"""

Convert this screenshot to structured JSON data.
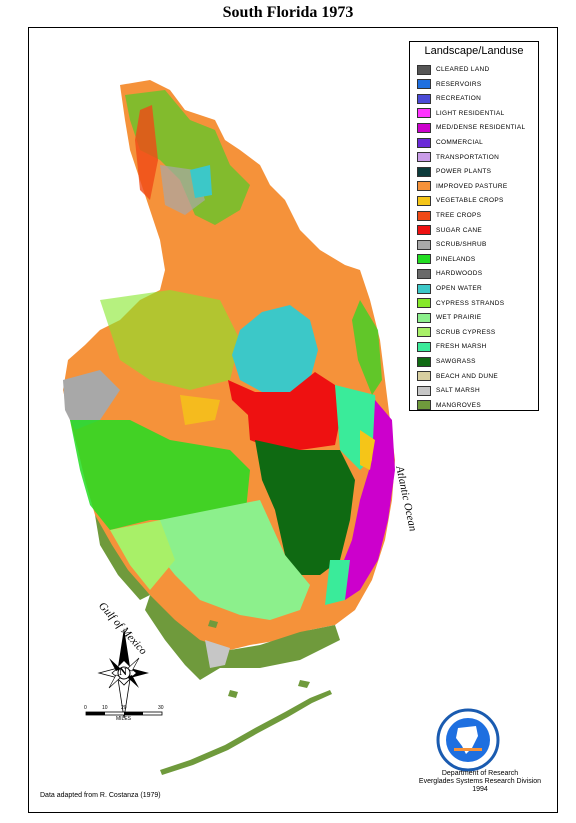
{
  "title": "South Florida 1973",
  "legend": {
    "title": "Landscape/Landuse",
    "items": [
      {
        "label": "CLEARED LAND",
        "color": "#555555"
      },
      {
        "label": "RESERVOIRS",
        "color": "#1e6fe0"
      },
      {
        "label": "RECREATION",
        "color": "#4a4ad6"
      },
      {
        "label": "LIGHT RESIDENTIAL",
        "color": "#ff33ff"
      },
      {
        "label": "MED/DENSE RESIDENTIAL",
        "color": "#cc00cc"
      },
      {
        "label": "COMMERCIAL",
        "color": "#6a2ad8"
      },
      {
        "label": "TRANSPORTATION",
        "color": "#c99ce8"
      },
      {
        "label": "POWER PLANTS",
        "color": "#0d3b3b"
      },
      {
        "label": "IMPROVED PASTURE",
        "color": "#f5923a"
      },
      {
        "label": "VEGETABLE CROPS",
        "color": "#f5c518"
      },
      {
        "label": "TREE CROPS",
        "color": "#f04a16"
      },
      {
        "label": "SUGAR CANE",
        "color": "#ee1111"
      },
      {
        "label": "SCRUB/SHRUB",
        "color": "#a8a8a8"
      },
      {
        "label": "PINELANDS",
        "color": "#22dd22"
      },
      {
        "label": "HARDWOODS",
        "color": "#6a6a6a"
      },
      {
        "label": "OPEN WATER",
        "color": "#3cc8c8"
      },
      {
        "label": "CYPRESS STRANDS",
        "color": "#86e82a"
      },
      {
        "label": "WET PRAIRIE",
        "color": "#8cf08c"
      },
      {
        "label": "SCRUB CYPRESS",
        "color": "#a8f068"
      },
      {
        "label": "FRESH MARSH",
        "color": "#3aeb9a"
      },
      {
        "label": "SAWGRASS",
        "color": "#0f6a12"
      },
      {
        "label": "BEACH AND DUNE",
        "color": "#d8cfa0"
      },
      {
        "label": "SALT MARSH",
        "color": "#c6c6c6"
      },
      {
        "label": "MANGROVES",
        "color": "#6f9a3c"
      }
    ]
  },
  "labels": {
    "gulf": "Gulf of Mexico",
    "atlantic": "Atlantic Ocean",
    "north": "N",
    "scale_miles": "MILES",
    "scale_ticks": [
      "0",
      "10",
      "20",
      "30"
    ]
  },
  "credit": "Data adapted from R. Costanza (1979)",
  "department": {
    "line1": "Department of Research",
    "line2": "Everglades Systems Research Division",
    "line3": "1994"
  }
}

"""

* _Exercise details_
Extract each line holding the string "title".

* _Correct answer_
  "title": "South Florida 1973",
    "title": "Landscape/Landuse",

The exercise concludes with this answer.